Putting it All Together
With core MD5 algorithm out of the way we need to actually calculate the hash of something. Let’s do that now.
pub fn main() !void {
var gpa = std.heap.GeneralPurposeAllocator(.{}){};
var alloc = gpa.allocator();
defer _ = gpa.deinit();
const msg = "message digest";
const msgDigest = try calcMD5(msg, alloc);
defer _ = alloc.free(msgDigest);
for (msgDigest) |ch| {
try std.io.getStdOut().writer().print("{x:0>2}", .{ch});
}
try std.io.getStdOut().writer().print("\n", .{});
}
But does this 💩 work? Let’s compare to a known good implementation md5sum
:
$ echo -n 'message digest' | md5sum
f96b697d7cb7938d525a2f31aaf161d0 -
$ zig run md5.zig
f96b697d7cb7938d525a2f31aaf161d0
Yay 🎉 it worked 🏆!

> _OBJECTIVE_
Pick up the Zig MD5 walkthrough after its final sentence and carry it on.

> _DATASET EXTRACT_
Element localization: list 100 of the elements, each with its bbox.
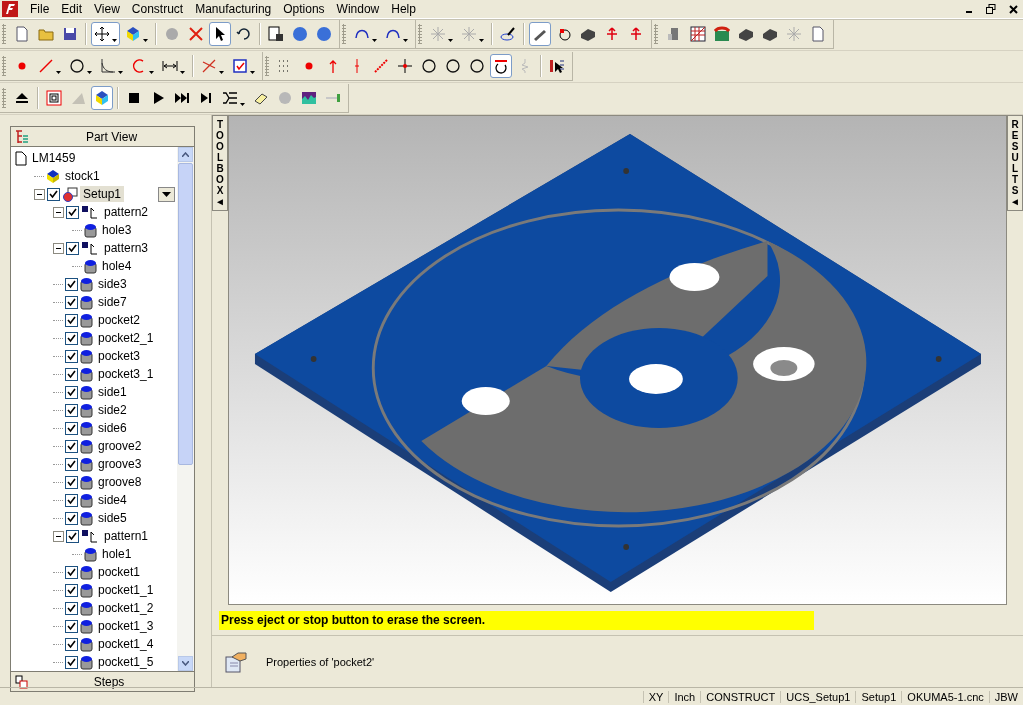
block-icon [738, 26, 754, 42]
tree-item[interactable]: stock1 [62, 168, 103, 184]
toolbox-tab[interactable]: TOOLBOX ◄ [212, 115, 228, 211]
checkbox[interactable] [65, 637, 78, 651]
menu-item[interactable]: Help [385, 1, 422, 17]
tree-item[interactable]: pocket3_1 [95, 366, 157, 382]
checkbox[interactable] [66, 529, 79, 543]
checkbox[interactable] [66, 241, 79, 255]
tree-item[interactable]: side3 [95, 276, 130, 292]
checkbox[interactable] [65, 511, 78, 525]
tree-item[interactable]: pattern2 [101, 204, 152, 220]
folder-icon [38, 26, 54, 42]
checkbox[interactable] [65, 655, 78, 669]
status-cell: Inch [668, 690, 701, 703]
menu-item[interactable]: Construct [125, 1, 190, 17]
tree-item[interactable]: pocket1_5 [95, 654, 157, 670]
checkbox[interactable] [65, 601, 78, 615]
check-square-icon [232, 58, 248, 74]
menu-item[interactable]: View [88, 1, 126, 17]
tree-item[interactable]: pocket1_1 [95, 582, 157, 598]
dimension-icon [162, 58, 178, 74]
grid-icon [690, 26, 706, 42]
tree-item[interactable]: groove3 [95, 456, 145, 472]
tree-item[interactable]: pocket1_3 [95, 618, 157, 634]
tree-item[interactable]: side2 [95, 402, 130, 418]
chart-icon [301, 90, 317, 106]
trim-icon [201, 58, 217, 74]
toolbar-button[interactable] [529, 22, 551, 46]
expand-toggle[interactable] [53, 530, 64, 542]
checkbox[interactable] [65, 313, 78, 327]
caret-icon [250, 71, 255, 74]
caret-icon [240, 103, 245, 106]
toolbar-button[interactable] [91, 22, 120, 46]
panel-title: Part View [84, 129, 139, 144]
toolbar-button[interactable] [91, 86, 113, 110]
scrollbar[interactable] [177, 147, 194, 671]
menu-item[interactable]: Window [330, 1, 386, 17]
expand-toggle[interactable] [53, 206, 64, 218]
tree-item[interactable]: hole4 [99, 258, 135, 274]
checkbox[interactable] [65, 475, 78, 489]
tree-item[interactable]: side6 [95, 420, 130, 436]
tree-item[interactable]: pocket3 [95, 348, 144, 364]
checkbox[interactable] [65, 619, 78, 633]
expand-toggle[interactable] [34, 188, 45, 200]
tree-item[interactable]: pocket1_4 [95, 636, 157, 652]
menu-item[interactable]: Manufacturing [189, 1, 278, 17]
caret-icon [56, 71, 61, 74]
menu-item[interactable]: File [24, 1, 56, 17]
checkbox[interactable] [65, 403, 78, 417]
block-icon [580, 26, 596, 42]
tree-item[interactable]: pocket2 [95, 312, 144, 328]
tree-item[interactable]: Setup1 [80, 186, 125, 202]
corner-icon [100, 58, 116, 74]
pattern-icon [81, 528, 99, 544]
tree-item[interactable]: side7 [95, 294, 130, 310]
checkbox[interactable] [65, 493, 78, 507]
tree-item[interactable]: side5 [95, 510, 130, 526]
tree-item[interactable]: side1 [95, 384, 130, 400]
circle-icon [421, 58, 437, 74]
dropdown-icon[interactable] [158, 186, 175, 202]
check-icon [68, 243, 77, 253]
asterisk-icon [430, 26, 446, 42]
checkbox[interactable] [65, 421, 78, 435]
checkbox[interactable] [65, 295, 78, 309]
chevron-up-icon [182, 152, 189, 157]
checkbox[interactable] [65, 367, 78, 381]
tree-item[interactable]: hole3 [99, 222, 135, 238]
tree-item[interactable]: hole1 [99, 546, 135, 562]
tree-item[interactable]: groove8 [95, 474, 145, 490]
checkbox[interactable] [66, 205, 79, 219]
expand-toggle[interactable] [53, 242, 64, 254]
tree-view-icon [15, 129, 29, 144]
toolbar-button[interactable] [209, 22, 231, 46]
steps-icon [15, 674, 28, 689]
tree-item[interactable]: groove2 [95, 438, 145, 454]
checkbox[interactable] [65, 565, 78, 579]
scroll-down-button[interactable] [178, 656, 193, 671]
toolbar-button[interactable] [490, 54, 512, 78]
checkbox[interactable] [65, 385, 78, 399]
results-tab[interactable]: RESULTS ◄ [1007, 115, 1023, 211]
checkbox[interactable] [65, 349, 78, 363]
tree-item[interactable]: pattern3 [101, 240, 152, 256]
caret-icon [143, 39, 148, 42]
page-icon [15, 150, 27, 166]
checkbox[interactable] [65, 583, 78, 597]
tree-item[interactable]: LM1459 [29, 150, 79, 166]
checkbox[interactable] [65, 439, 78, 453]
tree-item[interactable]: pocket1_2 [95, 600, 157, 616]
tree-item[interactable]: pocket1 [95, 564, 144, 580]
checkbox[interactable] [47, 187, 60, 201]
tree-item[interactable]: side4 [95, 492, 130, 508]
menu-item[interactable]: Options [277, 1, 331, 17]
tree-item[interactable]: pocket2_1 [95, 330, 157, 346]
checkbox[interactable] [65, 331, 78, 345]
menu-item[interactable]: Edit [55, 1, 89, 17]
scroll-up-button[interactable] [178, 147, 193, 162]
caret-icon [149, 71, 154, 74]
checkbox[interactable] [65, 277, 78, 291]
tree-item[interactable]: pattern1 [101, 528, 152, 544]
checkbox[interactable] [65, 457, 78, 471]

> _RESULT_
Conclusion
In this post we implemented the MD5 hashing algorithm in Zig. We wrote a very barebones unoptimized version. A future project for the reader could be improving the implementation to only allocate the padding in the final blocks of a hashed message.
In case you have issues reproducing/compiling the code here, then try downloading md5.zig and compiling.
NB: The code in this post’s text is licensed under the GNU Public License Version 3 or any later version at your choice.